Task details: State the number of lines that contain the word "Expenses", and add nothing else.

>> begin

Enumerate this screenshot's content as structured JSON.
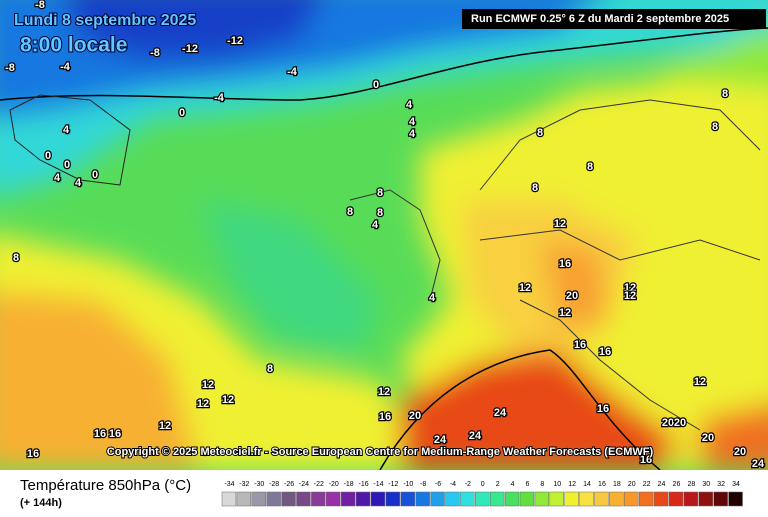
{
  "header": {
    "date": "Lundi 8 septembre 2025",
    "time": "8:00 locale",
    "run": "Run ECMWF 0.25° 6 Z du Mardi 2 septembre 2025"
  },
  "copyright": "Copyright © 2025 Meteociel.fr - Source European Centre for Medium-Range Weather Forecasts (ECMWF)",
  "legend": {
    "title": "Température 850hPa (°C)",
    "lead": "(+ 144h)",
    "scale": {
      "values": [
        -34,
        -32,
        -30,
        -28,
        -26,
        -24,
        -22,
        -20,
        -18,
        -16,
        -14,
        -12,
        -10,
        -8,
        -6,
        -4,
        -2,
        0,
        2,
        4,
        6,
        8,
        10,
        12,
        14,
        16,
        18,
        20,
        22,
        24,
        26,
        28,
        30,
        32,
        34
      ],
      "colors": [
        "#d8d8d8",
        "#b8b8b8",
        "#9898a8",
        "#807898",
        "#705880",
        "#784888",
        "#883c98",
        "#9830a8",
        "#7020a0",
        "#5018a8",
        "#3018b8",
        "#1830c8",
        "#1850d8",
        "#1878e0",
        "#20a0e8",
        "#28c8f0",
        "#30e0e0",
        "#30e8b8",
        "#38e890",
        "#48e060",
        "#60e040",
        "#90e838",
        "#c0f030",
        "#f0f030",
        "#f8e040",
        "#f8c840",
        "#f8b030",
        "#f89828",
        "#f07020",
        "#e84818",
        "#d82818",
        "#b81818",
        "#901010",
        "#600808",
        "#200000"
      ]
    }
  },
  "map": {
    "labels": [
      "-8",
      "-8",
      "-12",
      "-12",
      "-8",
      "-4",
      "-4",
      "-4",
      "0",
      "0",
      "0",
      "0",
      "0",
      "4",
      "4",
      "4",
      "4",
      "4",
      "4",
      "8",
      "8",
      "8",
      "4",
      "4",
      "8",
      "8",
      "8",
      "8",
      "8",
      "8",
      "12",
      "12",
      "16",
      "20",
      "12",
      "12",
      "12",
      "16",
      "16",
      "8",
      "12",
      "12",
      "12",
      "12",
      "12",
      "16",
      "20",
      "24",
      "24",
      "24",
      "16",
      "16",
      "16",
      "12",
      "16",
      "20",
      "20",
      "20",
      "20",
      "24",
      "16"
    ]
  }
}
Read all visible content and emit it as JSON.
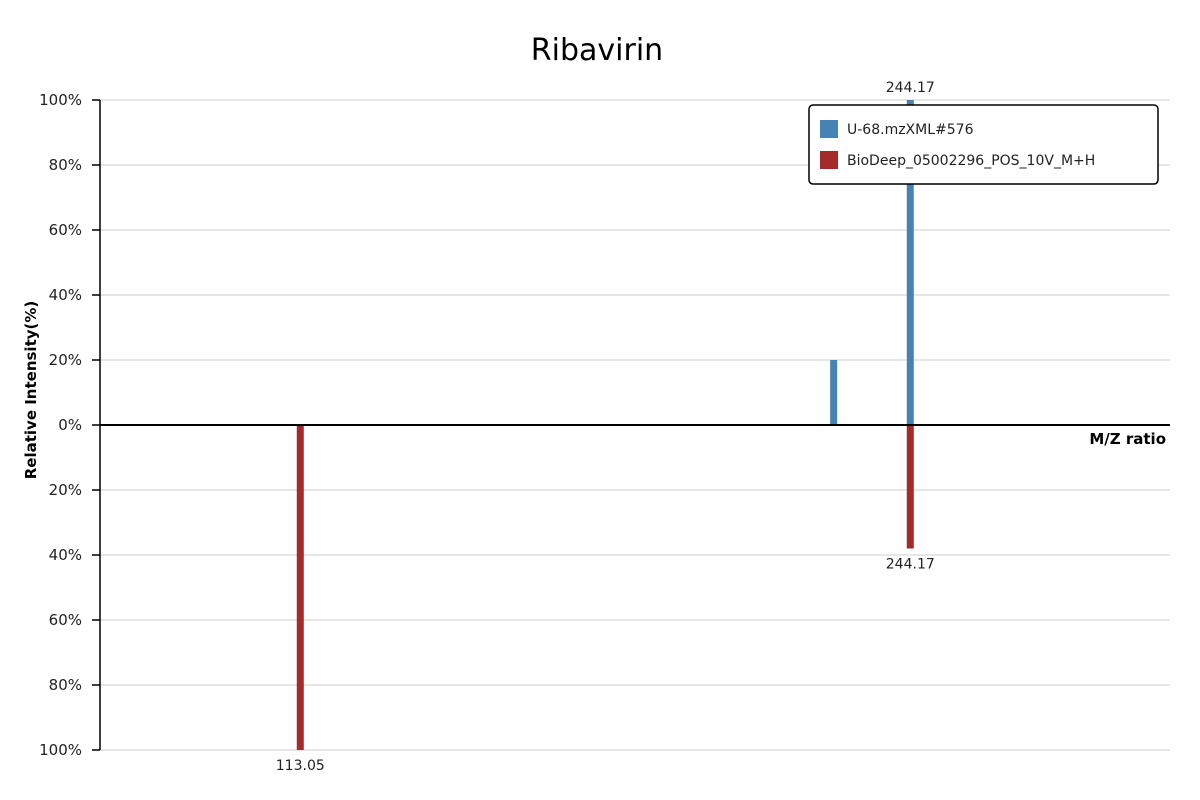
{
  "chart_data": {
    "type": "bar",
    "subtype": "mirror-mass-spectrum",
    "title": "Ribavirin",
    "xlabel": "M/Z ratio",
    "ylabel": "Relative Intensity(%)",
    "xlim": [
      70,
      300
    ],
    "ylim": [
      -100,
      100
    ],
    "yticks": [
      {
        "value": 100,
        "label": "100%"
      },
      {
        "value": 80,
        "label": "80%"
      },
      {
        "value": 60,
        "label": "60%"
      },
      {
        "value": 40,
        "label": "40%"
      },
      {
        "value": 20,
        "label": "20%"
      },
      {
        "value": 0,
        "label": "0%"
      },
      {
        "value": -20,
        "label": "20%"
      },
      {
        "value": -40,
        "label": "40%"
      },
      {
        "value": -60,
        "label": "60%"
      },
      {
        "value": -80,
        "label": "80%"
      },
      {
        "value": -100,
        "label": "100%"
      }
    ],
    "grid": true,
    "legend_position": "top-right",
    "series": [
      {
        "name": "U-68.mzXML#576",
        "color": "#4682b4",
        "direction": "up",
        "peaks": [
          {
            "mz": 227.7,
            "intensity": 20,
            "label": ""
          },
          {
            "mz": 244.17,
            "intensity": 100,
            "label": "244.17"
          }
        ]
      },
      {
        "name": "BioDeep_05002296_POS_10V_M+H",
        "color": "#a52a2a",
        "direction": "down",
        "peaks": [
          {
            "mz": 113.05,
            "intensity": 100,
            "label": "113.05"
          },
          {
            "mz": 244.17,
            "intensity": 38,
            "label": "244.17"
          }
        ]
      }
    ]
  }
}
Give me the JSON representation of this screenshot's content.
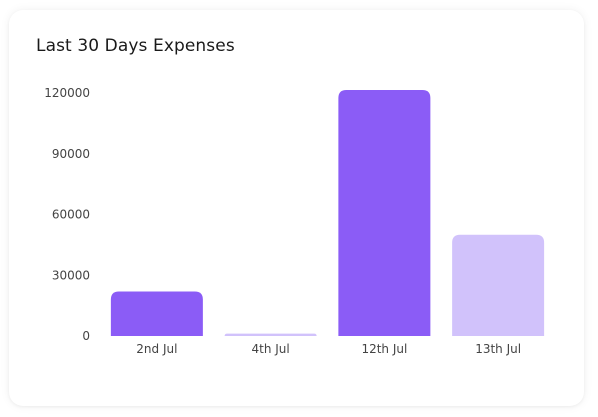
{
  "card": {
    "title": "Last 30 Days Expenses"
  },
  "chart_data": {
    "type": "bar",
    "title": "Last 30 Days Expenses",
    "categories": [
      "2nd Jul",
      "4th Jul",
      "12th Jul",
      "13th Jul"
    ],
    "values": [
      22000,
      1200,
      121500,
      50000
    ],
    "ylim": [
      0,
      120000
    ],
    "yticks": [
      0,
      30000,
      60000,
      90000,
      120000
    ],
    "xlabel": "",
    "ylabel": "",
    "grid": false,
    "legend": "none",
    "bar_colors": [
      "#8B5CF6",
      "#D1C2FB",
      "#8B5CF6",
      "#D1C2FB"
    ]
  }
}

>> end

Final answer: 2